(Rows from a dataset)
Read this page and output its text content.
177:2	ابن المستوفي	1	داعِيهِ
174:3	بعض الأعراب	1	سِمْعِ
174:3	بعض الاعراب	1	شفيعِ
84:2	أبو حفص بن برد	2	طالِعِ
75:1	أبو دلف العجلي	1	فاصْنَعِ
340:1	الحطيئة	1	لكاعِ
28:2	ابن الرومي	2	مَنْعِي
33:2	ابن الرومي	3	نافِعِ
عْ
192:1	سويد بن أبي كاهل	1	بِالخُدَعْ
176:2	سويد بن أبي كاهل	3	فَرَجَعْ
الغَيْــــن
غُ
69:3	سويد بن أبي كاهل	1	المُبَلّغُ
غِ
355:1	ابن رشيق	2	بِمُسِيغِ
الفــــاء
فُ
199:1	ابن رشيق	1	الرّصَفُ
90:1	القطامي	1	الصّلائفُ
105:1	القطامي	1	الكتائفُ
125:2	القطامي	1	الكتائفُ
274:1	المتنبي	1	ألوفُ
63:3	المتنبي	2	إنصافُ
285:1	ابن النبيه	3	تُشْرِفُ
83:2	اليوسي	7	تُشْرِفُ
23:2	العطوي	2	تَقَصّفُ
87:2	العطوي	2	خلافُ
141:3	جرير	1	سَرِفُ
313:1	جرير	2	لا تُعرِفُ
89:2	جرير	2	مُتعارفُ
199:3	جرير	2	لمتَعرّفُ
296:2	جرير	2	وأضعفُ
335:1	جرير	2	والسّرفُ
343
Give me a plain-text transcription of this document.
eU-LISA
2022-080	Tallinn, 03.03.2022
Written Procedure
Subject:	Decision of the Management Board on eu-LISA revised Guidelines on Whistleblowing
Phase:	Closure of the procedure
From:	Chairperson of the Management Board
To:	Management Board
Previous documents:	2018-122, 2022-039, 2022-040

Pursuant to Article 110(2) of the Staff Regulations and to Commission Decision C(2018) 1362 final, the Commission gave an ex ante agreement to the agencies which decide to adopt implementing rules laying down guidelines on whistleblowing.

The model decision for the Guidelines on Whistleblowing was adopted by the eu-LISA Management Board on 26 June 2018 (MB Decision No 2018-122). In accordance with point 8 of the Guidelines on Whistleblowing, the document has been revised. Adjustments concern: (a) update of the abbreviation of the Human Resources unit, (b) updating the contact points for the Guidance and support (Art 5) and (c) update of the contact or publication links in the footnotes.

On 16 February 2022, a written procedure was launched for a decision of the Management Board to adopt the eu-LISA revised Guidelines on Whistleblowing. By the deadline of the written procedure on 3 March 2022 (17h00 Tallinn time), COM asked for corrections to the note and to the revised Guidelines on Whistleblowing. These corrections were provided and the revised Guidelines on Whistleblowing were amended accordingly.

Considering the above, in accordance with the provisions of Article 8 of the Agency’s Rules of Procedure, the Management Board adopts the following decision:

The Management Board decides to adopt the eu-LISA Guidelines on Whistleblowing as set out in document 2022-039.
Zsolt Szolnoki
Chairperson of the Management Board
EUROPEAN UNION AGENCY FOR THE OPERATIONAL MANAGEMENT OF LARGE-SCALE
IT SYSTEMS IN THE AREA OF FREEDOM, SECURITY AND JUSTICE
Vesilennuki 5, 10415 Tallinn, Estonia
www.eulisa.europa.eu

# Problem requirements
Return every entry exactly as given.

# Result of this task
Read this page and output its text content.
177:2	ابن المستوفي	1	داعِيهِ
174:3	بعض الأعراب	1	سِمْعِ
174:3	بعض الاعراب	1	شفيعِ
84:2	أبو حفص بن برد	2	طالِعِ
75:1	أبو دلف العجلي	1	فاصْنَعِ
340:1	الحطيئة	1	لكاعِ
28:2	ابن الرومي	2	مَنْعِي
33:2	ابن الرومي	3	نافِعِ
عْ
192:1	سويد بن أبي كاهل	1	بِالخُدَعْ
176:2	سويد بن أبي كاهل	3	فَرَجَعْ
الغَيْــــن
غُ
69:3	سويد بن أبي كاهل	1	المُبَلّغُ
غِ
355:1	ابن رشيق	2	بِمُسِيغِ
الفــــاء
فُ
199:1	ابن رشيق	1	الرّصَفُ
90:1	القطامي	1	الصّلائفُ
105:1	القطامي	1	الكتائفُ
125:2	القطامي	1	الكتائفُ
274:1	المتنبي	1	ألوفُ
63:3	المتنبي	2	إنصافُ
285:1	ابن النبيه	3	تُشْرِفُ
83:2	اليوسي	7	تُشْرِفُ
23:2	العطوي	2	تَقَصّفُ
87:2	العطوي	2	خلافُ
141:3	جرير	1	سَرِفُ
313:1	جرير	2	لا تُعرِفُ
89:2	جرير	2	مُتعارفُ
199:3	جرير	2	لمتَعرّفُ
296:2	جرير	2	وأضعفُ
335:1	جرير	2	والسّرفُ
343
Give me a plain-text transcription of this document.
eU-LISA
2022-080	Tallinn, 03.03.2022
Written Procedure
Subject:	Decision of the Management Board on eu-LISA revised Guidelines on Whistleblowing
Phase:	Closure of the procedure
From:	Chairperson of the Management Board
To:	Management Board
Previous documents:	2018-122, 2022-039, 2022-040

Pursuant to Article 110(2) of the Staff Regulations and to Commission Decision C(2018) 1362 final, the Commission gave an ex ante agreement to the agencies which decide to adopt implementing rules laying down guidelines on whistleblowing.

The model decision for the Guidelines on Whistleblowing was adopted by the eu-LISA Management Board on 26 June 2018 (MB Decision No 2018-122). In accordance with point 8 of the Guidelines on Whistleblowing, the document has been revised. Adjustments concern: (a) update of the abbreviation of the Human Resources unit, (b) updating the contact points for the Guidance and support (Art 5) and (c) update of the contact or publication links in the footnotes.

On 16 February 2022, a written procedure was launched for a decision of the Management Board to adopt the eu-LISA revised Guidelines on Whistleblowing. By the deadline of the written procedure on 3 March 2022 (17h00 Tallinn time), COM asked for corrections to the note and to the revised Guidelines on Whistleblowing. These corrections were provided and the revised Guidelines on Whistleblowing were amended accordingly.

Considering the above, in accordance with the provisions of Article 8 of the Agency’s Rules of Procedure, the Management Board adopts the following decision:

The Management Board decides to adopt the eu-LISA Guidelines on Whistleblowing as set out in document 2022-039.
Zsolt Szolnoki
Chairperson of the Management Board
EUROPEAN UNION AGENCY FOR THE OPERATIONAL MANAGEMENT OF LARGE-SCALE
IT SYSTEMS IN THE AREA OF FREEDOM, SECURITY AND JUSTICE
Vesilennuki 5, 10415 Tallinn, Estonia
www.eulisa.europa.eu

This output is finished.